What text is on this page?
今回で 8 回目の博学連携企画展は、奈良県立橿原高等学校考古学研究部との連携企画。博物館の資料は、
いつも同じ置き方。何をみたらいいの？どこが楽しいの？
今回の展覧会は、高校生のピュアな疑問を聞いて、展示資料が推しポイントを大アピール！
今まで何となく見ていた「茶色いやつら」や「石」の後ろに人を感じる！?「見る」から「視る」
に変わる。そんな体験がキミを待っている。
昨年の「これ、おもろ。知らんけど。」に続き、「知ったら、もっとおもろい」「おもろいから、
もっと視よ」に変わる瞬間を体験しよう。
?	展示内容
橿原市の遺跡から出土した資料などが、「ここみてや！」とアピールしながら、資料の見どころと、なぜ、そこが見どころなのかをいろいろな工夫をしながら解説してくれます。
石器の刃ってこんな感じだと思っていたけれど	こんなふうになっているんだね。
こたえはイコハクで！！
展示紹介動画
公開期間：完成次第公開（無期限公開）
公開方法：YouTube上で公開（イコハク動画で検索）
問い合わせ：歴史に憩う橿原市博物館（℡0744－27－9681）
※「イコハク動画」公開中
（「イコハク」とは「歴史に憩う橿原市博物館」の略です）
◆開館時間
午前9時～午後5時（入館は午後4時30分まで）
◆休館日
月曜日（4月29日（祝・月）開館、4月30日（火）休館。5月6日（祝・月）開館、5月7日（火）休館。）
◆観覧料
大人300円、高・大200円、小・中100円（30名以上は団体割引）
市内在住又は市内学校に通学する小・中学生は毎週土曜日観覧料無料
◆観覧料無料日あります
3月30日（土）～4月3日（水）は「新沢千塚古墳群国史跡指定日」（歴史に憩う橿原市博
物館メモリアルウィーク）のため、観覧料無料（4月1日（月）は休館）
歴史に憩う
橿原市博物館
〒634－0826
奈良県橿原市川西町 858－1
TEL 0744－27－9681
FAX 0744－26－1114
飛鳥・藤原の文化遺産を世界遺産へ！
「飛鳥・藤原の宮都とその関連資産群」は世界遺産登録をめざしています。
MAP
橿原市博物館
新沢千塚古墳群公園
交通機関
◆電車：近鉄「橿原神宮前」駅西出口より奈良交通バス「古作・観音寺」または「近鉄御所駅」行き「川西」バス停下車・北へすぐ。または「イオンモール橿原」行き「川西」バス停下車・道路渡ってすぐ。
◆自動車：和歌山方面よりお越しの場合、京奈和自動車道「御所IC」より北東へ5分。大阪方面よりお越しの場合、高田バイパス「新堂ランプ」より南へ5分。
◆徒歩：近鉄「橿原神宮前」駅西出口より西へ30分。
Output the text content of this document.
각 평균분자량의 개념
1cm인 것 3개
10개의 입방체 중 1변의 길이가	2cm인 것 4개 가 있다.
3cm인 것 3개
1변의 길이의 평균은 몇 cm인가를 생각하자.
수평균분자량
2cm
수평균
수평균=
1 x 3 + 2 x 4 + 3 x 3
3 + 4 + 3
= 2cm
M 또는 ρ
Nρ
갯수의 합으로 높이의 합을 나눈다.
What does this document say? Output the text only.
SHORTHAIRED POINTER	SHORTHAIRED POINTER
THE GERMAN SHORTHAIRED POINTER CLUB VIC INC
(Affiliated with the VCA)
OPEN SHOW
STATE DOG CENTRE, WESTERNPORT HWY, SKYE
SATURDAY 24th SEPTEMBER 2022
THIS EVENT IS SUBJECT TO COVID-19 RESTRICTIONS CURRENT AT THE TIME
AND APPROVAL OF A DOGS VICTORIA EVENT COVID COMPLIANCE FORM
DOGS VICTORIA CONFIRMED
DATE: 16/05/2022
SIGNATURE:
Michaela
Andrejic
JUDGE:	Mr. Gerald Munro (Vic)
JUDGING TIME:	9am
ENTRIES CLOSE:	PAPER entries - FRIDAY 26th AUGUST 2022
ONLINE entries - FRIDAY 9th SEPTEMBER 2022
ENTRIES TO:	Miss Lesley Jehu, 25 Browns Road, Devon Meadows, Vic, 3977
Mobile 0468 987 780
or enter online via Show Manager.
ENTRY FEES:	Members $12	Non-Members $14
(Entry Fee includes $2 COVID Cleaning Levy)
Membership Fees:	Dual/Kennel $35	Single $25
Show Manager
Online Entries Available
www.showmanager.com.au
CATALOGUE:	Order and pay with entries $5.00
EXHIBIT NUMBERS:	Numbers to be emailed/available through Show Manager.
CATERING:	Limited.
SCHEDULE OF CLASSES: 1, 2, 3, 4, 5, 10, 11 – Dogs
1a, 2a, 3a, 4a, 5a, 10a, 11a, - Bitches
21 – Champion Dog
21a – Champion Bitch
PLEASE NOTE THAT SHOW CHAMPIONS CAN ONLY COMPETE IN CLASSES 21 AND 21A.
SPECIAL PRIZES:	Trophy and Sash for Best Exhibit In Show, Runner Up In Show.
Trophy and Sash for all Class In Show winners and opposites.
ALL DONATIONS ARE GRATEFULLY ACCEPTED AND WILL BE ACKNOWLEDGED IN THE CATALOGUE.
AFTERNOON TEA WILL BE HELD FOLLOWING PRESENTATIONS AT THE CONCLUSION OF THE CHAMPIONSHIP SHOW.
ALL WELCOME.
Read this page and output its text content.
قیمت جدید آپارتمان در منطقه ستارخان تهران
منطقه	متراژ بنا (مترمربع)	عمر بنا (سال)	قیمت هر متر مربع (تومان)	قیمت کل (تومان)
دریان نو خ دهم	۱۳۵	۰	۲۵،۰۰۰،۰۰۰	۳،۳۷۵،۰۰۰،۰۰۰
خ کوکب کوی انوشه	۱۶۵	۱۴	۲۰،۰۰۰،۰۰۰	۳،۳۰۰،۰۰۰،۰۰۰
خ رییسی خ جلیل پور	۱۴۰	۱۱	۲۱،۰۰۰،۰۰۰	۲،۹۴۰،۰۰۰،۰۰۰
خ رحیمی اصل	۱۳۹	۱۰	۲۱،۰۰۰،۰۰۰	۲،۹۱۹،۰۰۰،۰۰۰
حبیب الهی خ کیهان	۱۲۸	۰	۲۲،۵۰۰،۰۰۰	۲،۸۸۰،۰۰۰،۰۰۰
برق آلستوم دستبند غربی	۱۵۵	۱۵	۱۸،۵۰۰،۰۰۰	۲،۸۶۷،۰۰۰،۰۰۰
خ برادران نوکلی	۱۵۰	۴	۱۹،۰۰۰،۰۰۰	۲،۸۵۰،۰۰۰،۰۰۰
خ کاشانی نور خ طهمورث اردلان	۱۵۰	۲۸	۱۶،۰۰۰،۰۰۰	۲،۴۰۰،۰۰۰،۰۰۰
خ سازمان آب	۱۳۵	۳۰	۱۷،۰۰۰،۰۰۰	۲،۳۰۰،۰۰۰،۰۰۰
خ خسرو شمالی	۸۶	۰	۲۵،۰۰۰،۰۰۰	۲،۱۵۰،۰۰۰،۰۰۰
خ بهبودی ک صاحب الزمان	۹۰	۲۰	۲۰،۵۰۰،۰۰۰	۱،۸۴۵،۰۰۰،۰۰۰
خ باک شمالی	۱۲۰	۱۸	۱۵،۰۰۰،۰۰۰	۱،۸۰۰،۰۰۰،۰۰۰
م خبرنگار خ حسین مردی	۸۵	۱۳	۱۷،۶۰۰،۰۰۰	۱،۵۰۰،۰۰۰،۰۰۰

--------------------------------

# [Exercise requirements]
Scan the listing above and copy all lines containing the word "SEPTEMBER".

# [Full output]
SATURDAY 24th SEPTEMBER 2022
ONLINE entries - FRIDAY 9th SEPTEMBER 2022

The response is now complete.